--- Excerpted data ---
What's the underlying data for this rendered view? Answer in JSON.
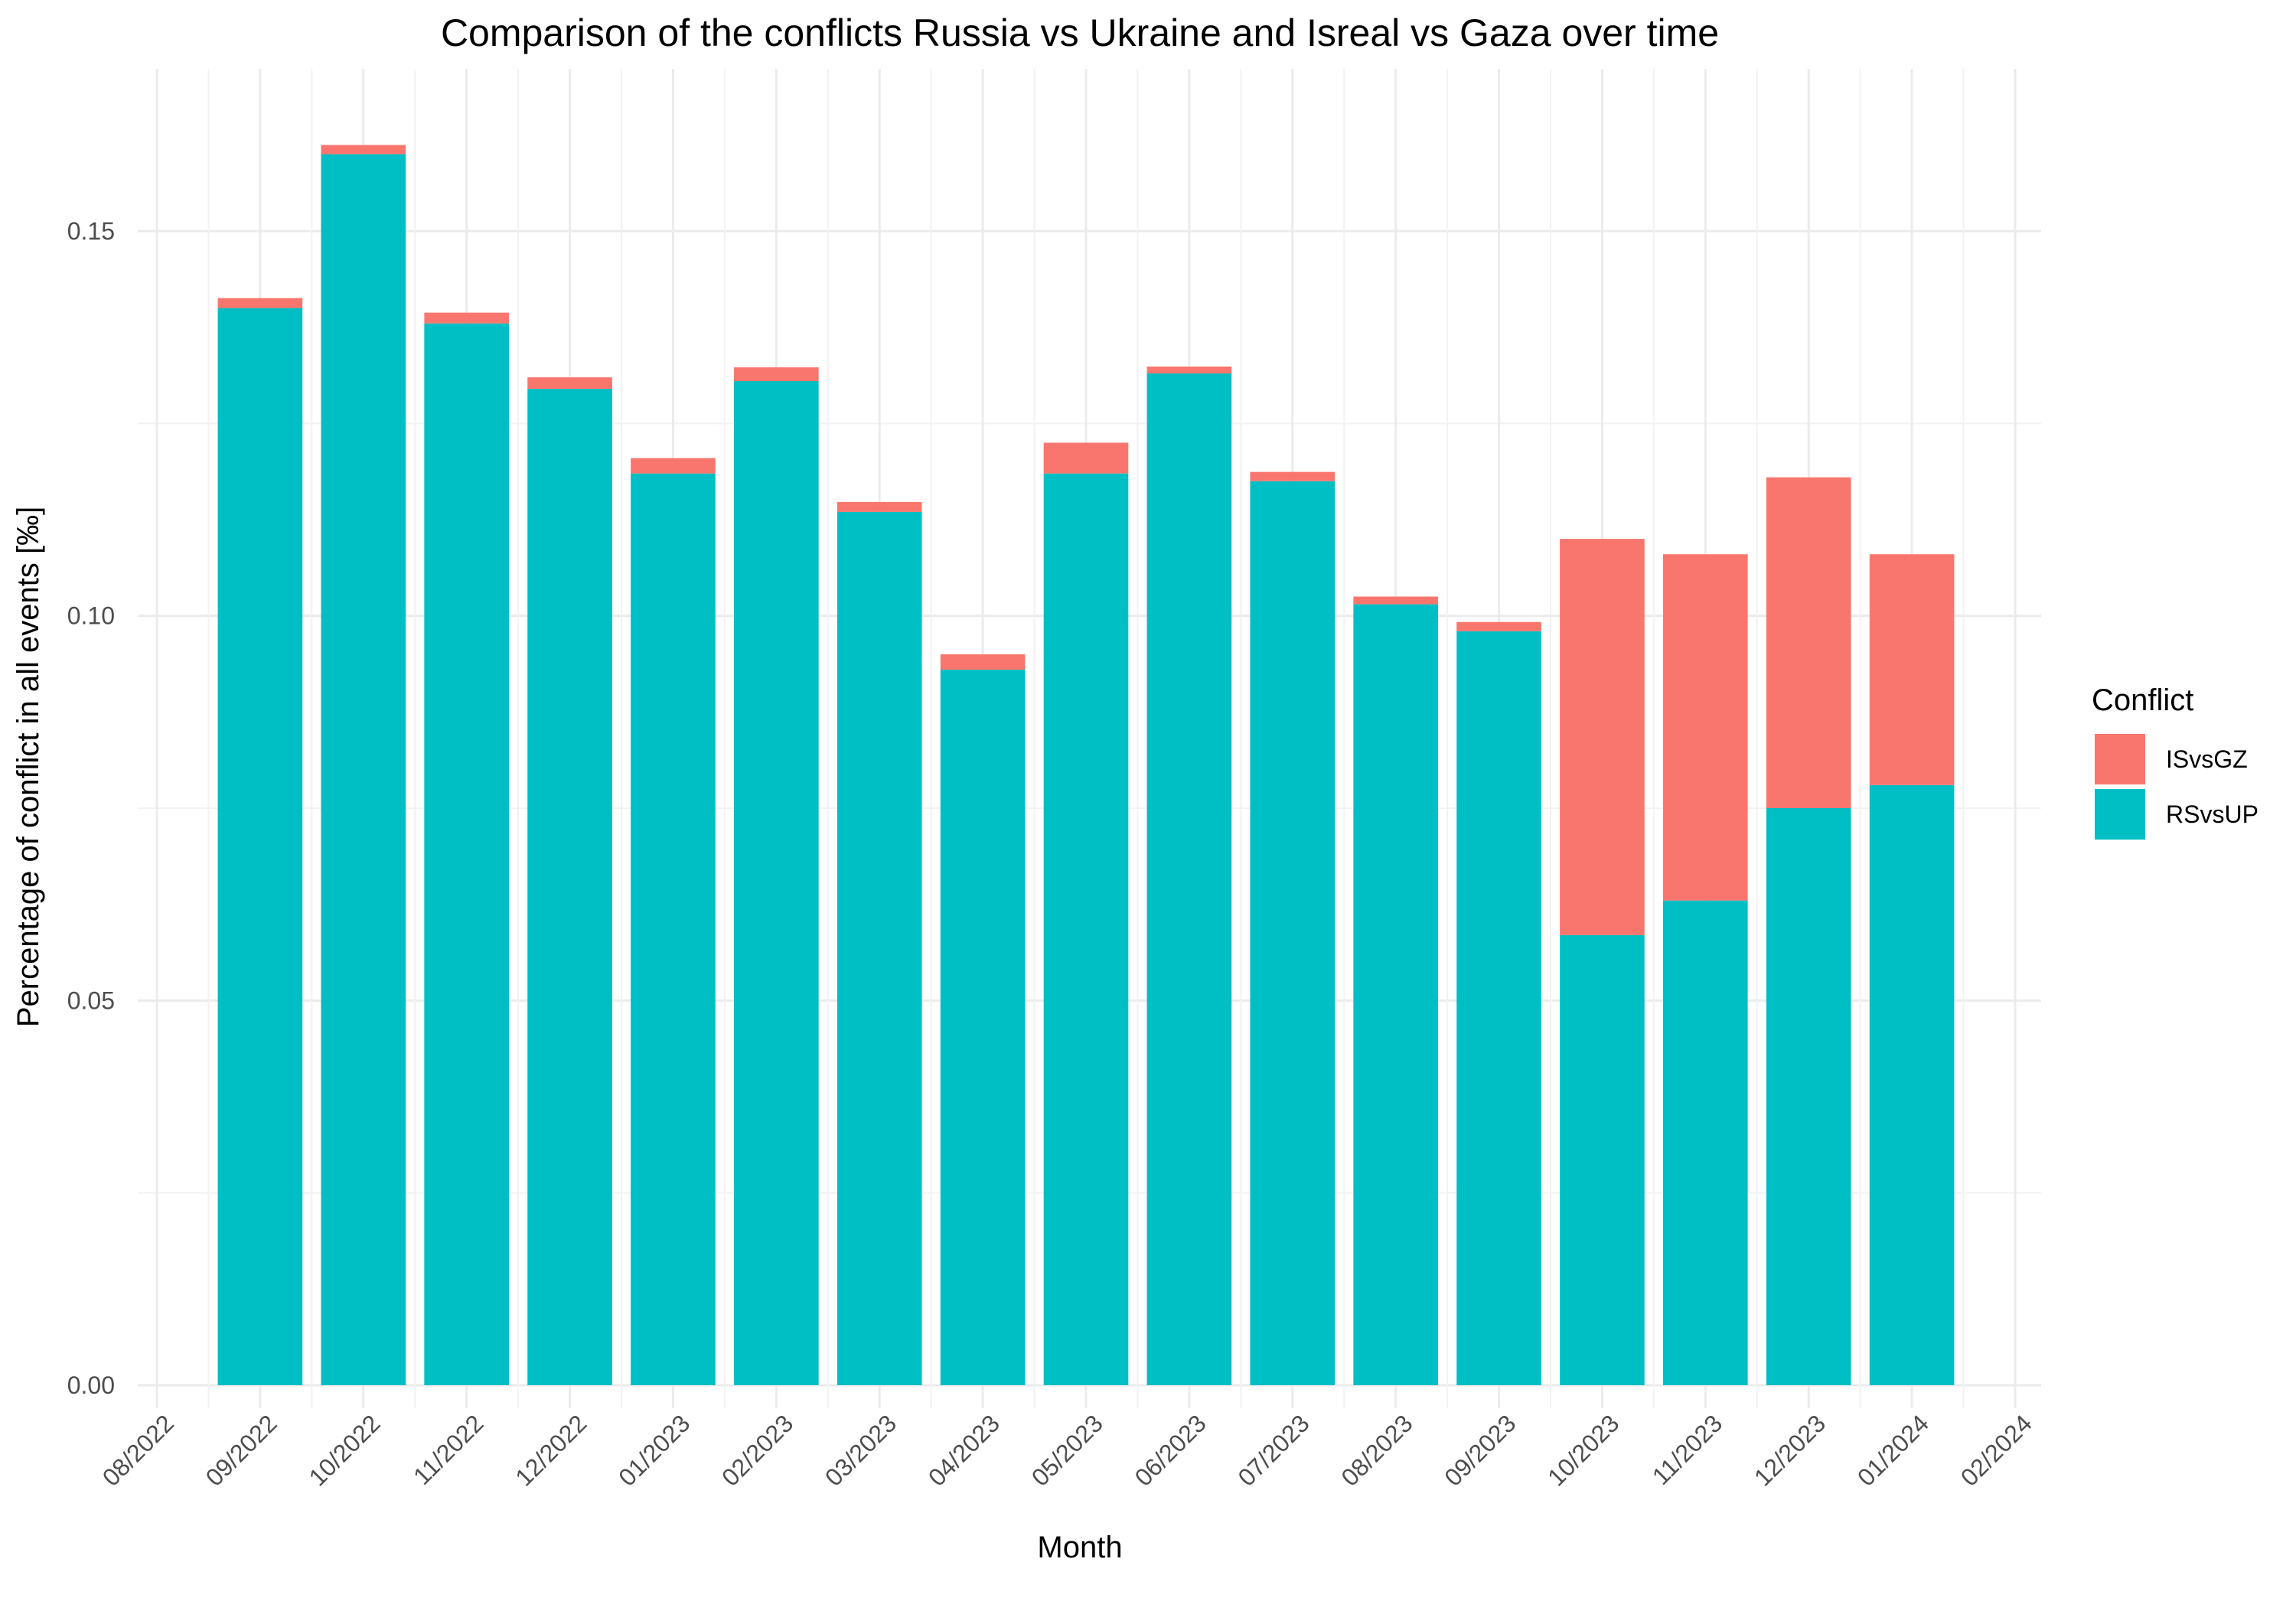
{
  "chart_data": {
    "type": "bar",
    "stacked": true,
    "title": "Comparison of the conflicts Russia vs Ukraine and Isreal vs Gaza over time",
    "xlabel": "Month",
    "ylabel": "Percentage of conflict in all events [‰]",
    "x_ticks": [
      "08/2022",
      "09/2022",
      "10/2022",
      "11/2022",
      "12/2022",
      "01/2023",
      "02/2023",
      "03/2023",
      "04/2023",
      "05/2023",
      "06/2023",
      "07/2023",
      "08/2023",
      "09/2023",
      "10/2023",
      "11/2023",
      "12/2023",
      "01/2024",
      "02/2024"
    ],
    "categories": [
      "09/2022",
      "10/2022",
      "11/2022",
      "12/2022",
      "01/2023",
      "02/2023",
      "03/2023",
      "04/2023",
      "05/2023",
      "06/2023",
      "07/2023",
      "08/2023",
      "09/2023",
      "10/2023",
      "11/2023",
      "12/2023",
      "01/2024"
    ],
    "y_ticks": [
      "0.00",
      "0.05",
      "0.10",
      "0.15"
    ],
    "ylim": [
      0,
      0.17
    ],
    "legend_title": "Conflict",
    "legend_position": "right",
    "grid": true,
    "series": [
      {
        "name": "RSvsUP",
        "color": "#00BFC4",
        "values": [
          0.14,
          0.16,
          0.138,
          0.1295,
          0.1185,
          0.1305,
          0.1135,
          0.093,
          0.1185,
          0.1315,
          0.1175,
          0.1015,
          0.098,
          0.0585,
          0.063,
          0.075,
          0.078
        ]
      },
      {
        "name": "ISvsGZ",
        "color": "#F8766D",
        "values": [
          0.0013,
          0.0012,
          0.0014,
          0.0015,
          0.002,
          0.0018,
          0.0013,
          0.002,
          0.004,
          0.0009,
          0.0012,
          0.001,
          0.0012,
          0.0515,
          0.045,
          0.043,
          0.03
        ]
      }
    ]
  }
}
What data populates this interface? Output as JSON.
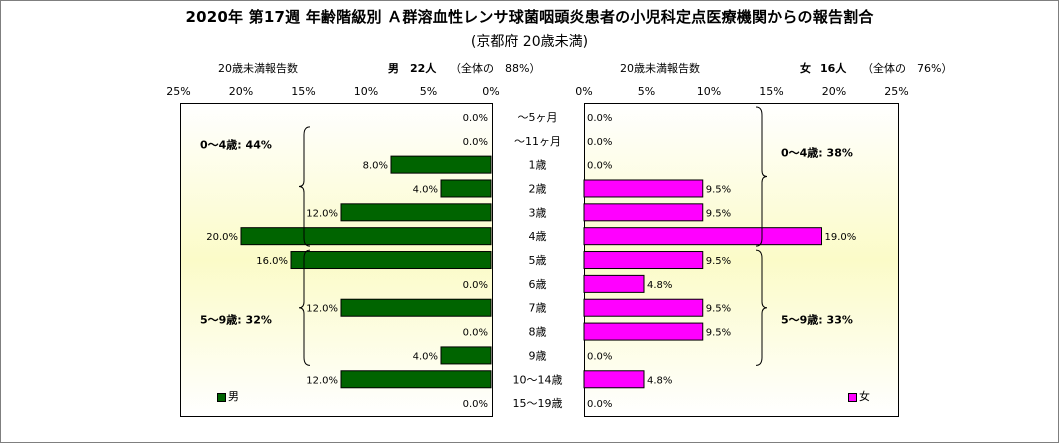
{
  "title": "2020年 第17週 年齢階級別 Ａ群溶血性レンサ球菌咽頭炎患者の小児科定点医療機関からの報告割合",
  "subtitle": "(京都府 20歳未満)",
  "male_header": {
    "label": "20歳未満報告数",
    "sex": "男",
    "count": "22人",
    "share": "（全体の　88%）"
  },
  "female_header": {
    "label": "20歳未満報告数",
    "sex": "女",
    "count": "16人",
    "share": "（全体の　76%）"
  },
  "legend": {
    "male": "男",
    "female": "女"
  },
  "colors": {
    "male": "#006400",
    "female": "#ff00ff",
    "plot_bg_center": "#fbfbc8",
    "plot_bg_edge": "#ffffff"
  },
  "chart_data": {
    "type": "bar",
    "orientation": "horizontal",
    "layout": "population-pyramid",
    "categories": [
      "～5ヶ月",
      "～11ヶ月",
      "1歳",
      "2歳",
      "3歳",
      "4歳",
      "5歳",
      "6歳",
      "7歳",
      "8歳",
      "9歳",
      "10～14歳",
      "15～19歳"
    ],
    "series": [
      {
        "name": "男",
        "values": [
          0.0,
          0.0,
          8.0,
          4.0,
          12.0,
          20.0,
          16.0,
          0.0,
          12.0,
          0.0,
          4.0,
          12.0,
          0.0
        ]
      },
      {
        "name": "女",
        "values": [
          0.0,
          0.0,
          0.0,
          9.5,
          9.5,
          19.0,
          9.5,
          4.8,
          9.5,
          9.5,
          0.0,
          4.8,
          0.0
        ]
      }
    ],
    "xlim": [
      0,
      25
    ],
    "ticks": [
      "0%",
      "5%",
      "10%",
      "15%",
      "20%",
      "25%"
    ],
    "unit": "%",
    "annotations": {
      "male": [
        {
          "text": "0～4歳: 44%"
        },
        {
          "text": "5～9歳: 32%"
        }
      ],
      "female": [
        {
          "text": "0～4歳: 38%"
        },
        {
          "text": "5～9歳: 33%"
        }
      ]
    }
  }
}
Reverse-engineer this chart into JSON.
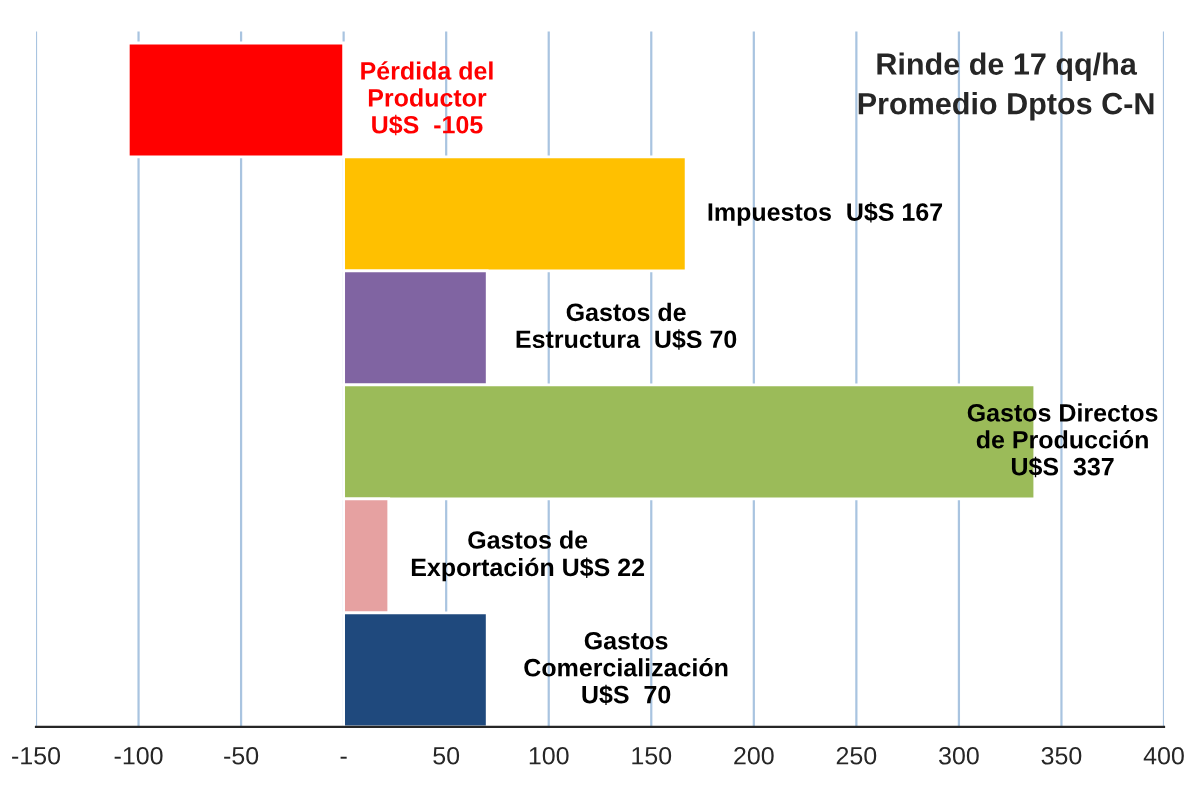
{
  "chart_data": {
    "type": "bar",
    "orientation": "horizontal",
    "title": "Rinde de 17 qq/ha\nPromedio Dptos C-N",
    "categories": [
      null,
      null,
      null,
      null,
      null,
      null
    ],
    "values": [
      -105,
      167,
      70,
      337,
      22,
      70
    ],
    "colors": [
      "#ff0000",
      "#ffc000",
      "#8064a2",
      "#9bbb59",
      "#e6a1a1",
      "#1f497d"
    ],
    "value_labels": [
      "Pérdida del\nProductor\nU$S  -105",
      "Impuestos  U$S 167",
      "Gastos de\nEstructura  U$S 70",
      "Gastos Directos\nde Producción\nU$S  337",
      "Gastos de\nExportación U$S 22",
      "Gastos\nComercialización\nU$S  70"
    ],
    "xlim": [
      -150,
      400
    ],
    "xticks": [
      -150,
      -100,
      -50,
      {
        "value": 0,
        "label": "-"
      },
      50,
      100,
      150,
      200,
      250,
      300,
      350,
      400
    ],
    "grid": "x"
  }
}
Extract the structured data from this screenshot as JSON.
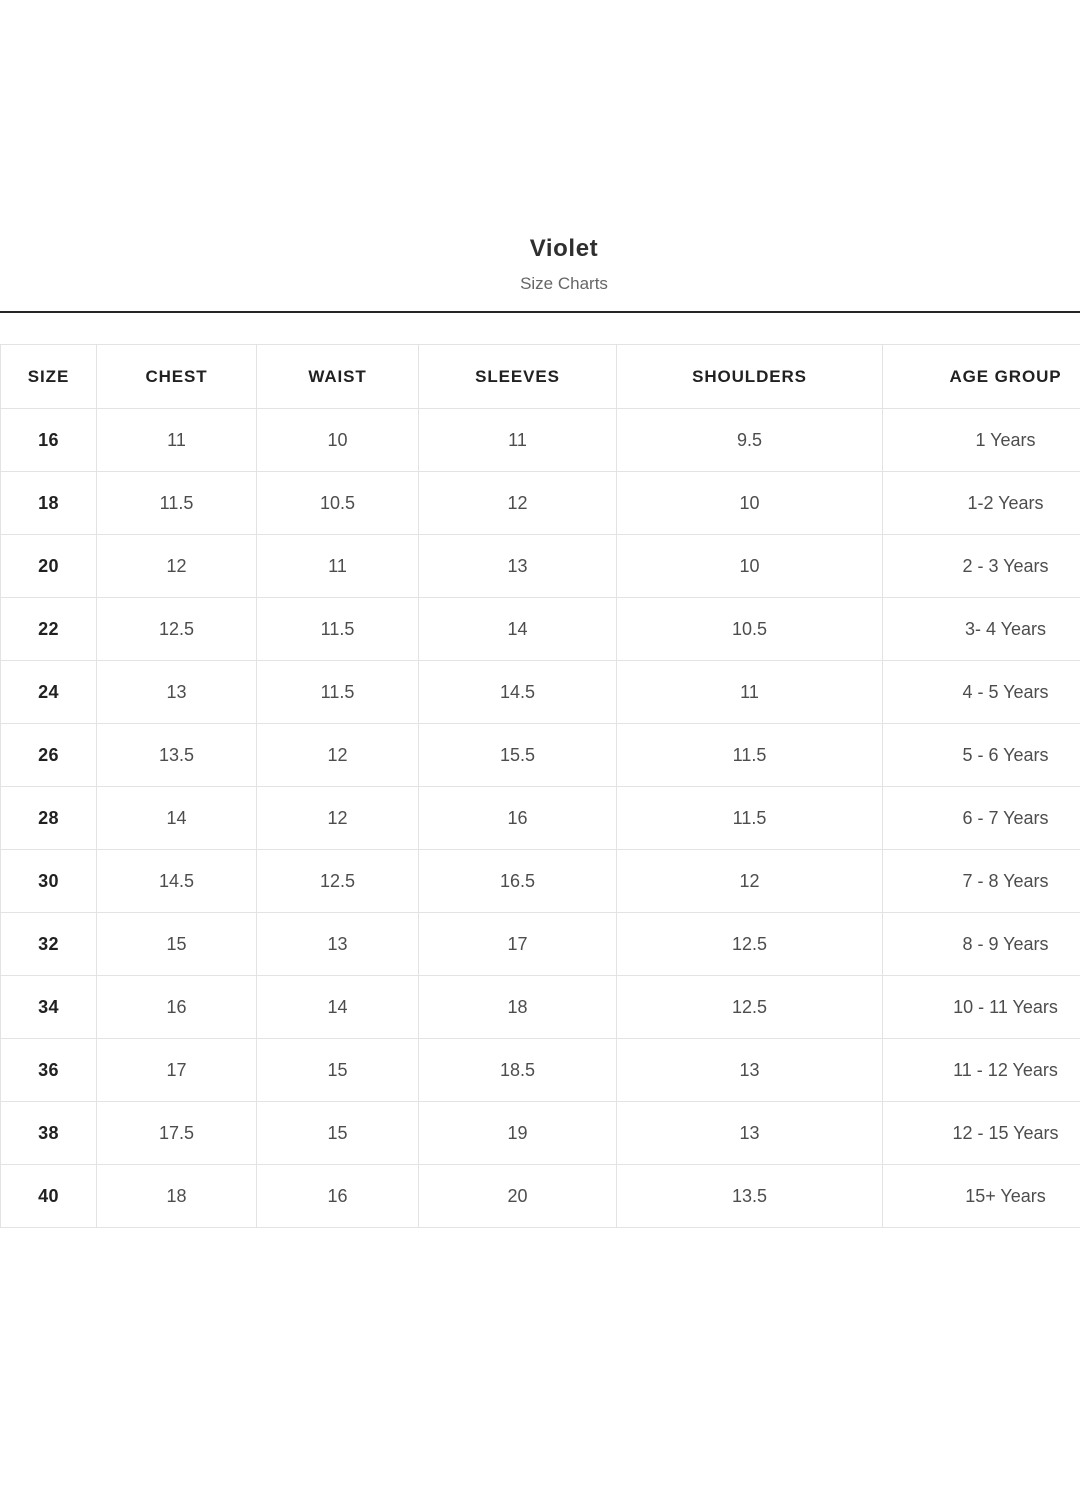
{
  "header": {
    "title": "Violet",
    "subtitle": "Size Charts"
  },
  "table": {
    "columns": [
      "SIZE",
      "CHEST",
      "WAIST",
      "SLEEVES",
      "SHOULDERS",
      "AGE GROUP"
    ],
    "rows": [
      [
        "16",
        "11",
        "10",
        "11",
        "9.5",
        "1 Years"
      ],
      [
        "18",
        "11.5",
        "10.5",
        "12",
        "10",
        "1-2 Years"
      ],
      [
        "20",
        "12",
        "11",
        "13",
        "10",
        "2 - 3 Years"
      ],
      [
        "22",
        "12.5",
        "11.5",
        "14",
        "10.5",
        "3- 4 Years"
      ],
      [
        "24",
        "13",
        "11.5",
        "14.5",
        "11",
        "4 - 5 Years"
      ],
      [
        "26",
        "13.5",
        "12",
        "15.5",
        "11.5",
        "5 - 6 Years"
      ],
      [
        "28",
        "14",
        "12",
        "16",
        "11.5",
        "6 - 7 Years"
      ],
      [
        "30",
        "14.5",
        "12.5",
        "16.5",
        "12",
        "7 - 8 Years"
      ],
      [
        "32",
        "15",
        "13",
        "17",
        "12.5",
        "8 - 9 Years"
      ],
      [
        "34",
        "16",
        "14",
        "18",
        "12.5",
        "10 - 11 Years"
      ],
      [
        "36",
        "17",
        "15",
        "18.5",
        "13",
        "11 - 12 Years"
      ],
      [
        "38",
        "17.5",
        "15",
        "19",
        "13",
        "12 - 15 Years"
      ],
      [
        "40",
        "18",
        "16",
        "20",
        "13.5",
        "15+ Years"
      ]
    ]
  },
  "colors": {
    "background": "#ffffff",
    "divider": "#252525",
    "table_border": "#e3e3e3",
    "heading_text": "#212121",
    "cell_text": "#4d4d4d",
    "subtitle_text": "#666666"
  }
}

--- Aim of the exercise ---
Select every line in the records above that contains the word "JSON".

--- Finished answer ---
What's the underlying data for this rendered view? Answer in JSON.
What data populates this interface? Output as JSON.
Reverse-engineer this chart into JSON.
Extract the structured data from this screenshot as JSON.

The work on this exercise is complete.